** BEGIN **

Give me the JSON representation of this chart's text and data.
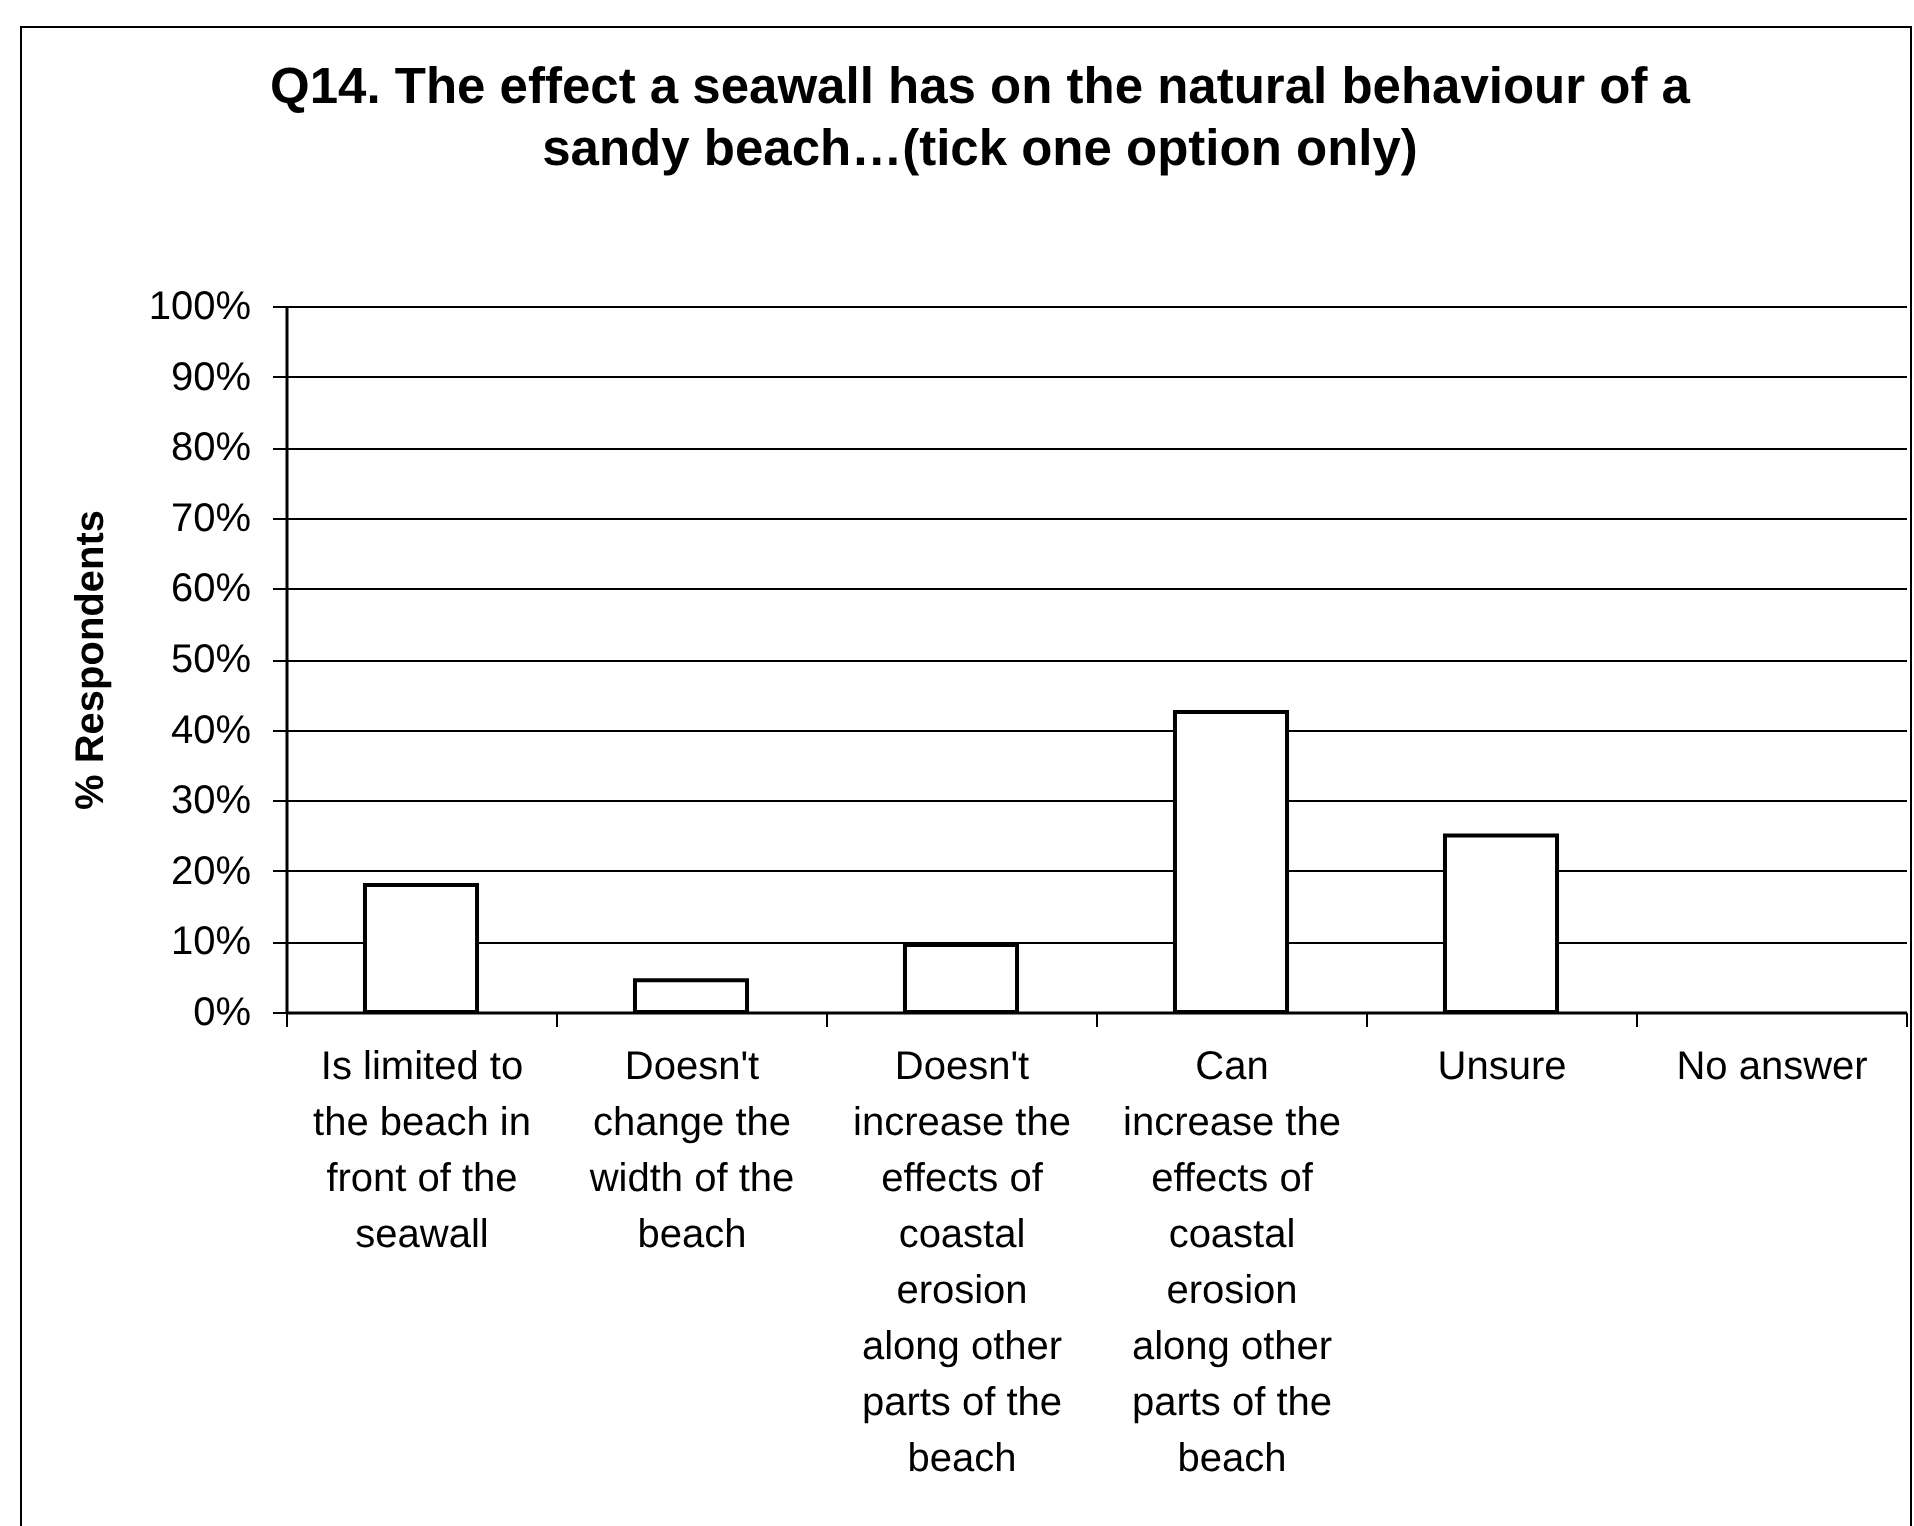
{
  "chart_data": {
    "type": "bar",
    "title": "Q14. The effect a seawall has on the natural behaviour of a sandy beach…(tick one option only)",
    "ylabel": "% Respondents",
    "categories": [
      "Is limited to the beach in front of the seawall",
      "Doesn't change the width of the beach",
      "Doesn't increase the effects of coastal erosion along other parts of the beach",
      "Can increase the effects of coastal erosion along other parts of the beach",
      "Unsure",
      "No answer"
    ],
    "values": [
      18,
      4.5,
      9.5,
      42.5,
      25,
      0
    ],
    "color": "#ffffff",
    "ylim": [
      0,
      100
    ],
    "yticks": [
      {
        "value": 0,
        "label": "0%"
      },
      {
        "value": 10,
        "label": "10%"
      },
      {
        "value": 20,
        "label": "20%"
      },
      {
        "value": 30,
        "label": "30%"
      },
      {
        "value": 40,
        "label": "40%"
      },
      {
        "value": 50,
        "label": "50%"
      },
      {
        "value": 60,
        "label": "60%"
      },
      {
        "value": 70,
        "label": "70%"
      },
      {
        "value": 80,
        "label": "80%"
      },
      {
        "value": 90,
        "label": "90%"
      },
      {
        "value": 100,
        "label": "100%"
      }
    ],
    "grid": "y"
  }
}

** END **

Provide the number of lines containing the string "seawall", with no other output.

2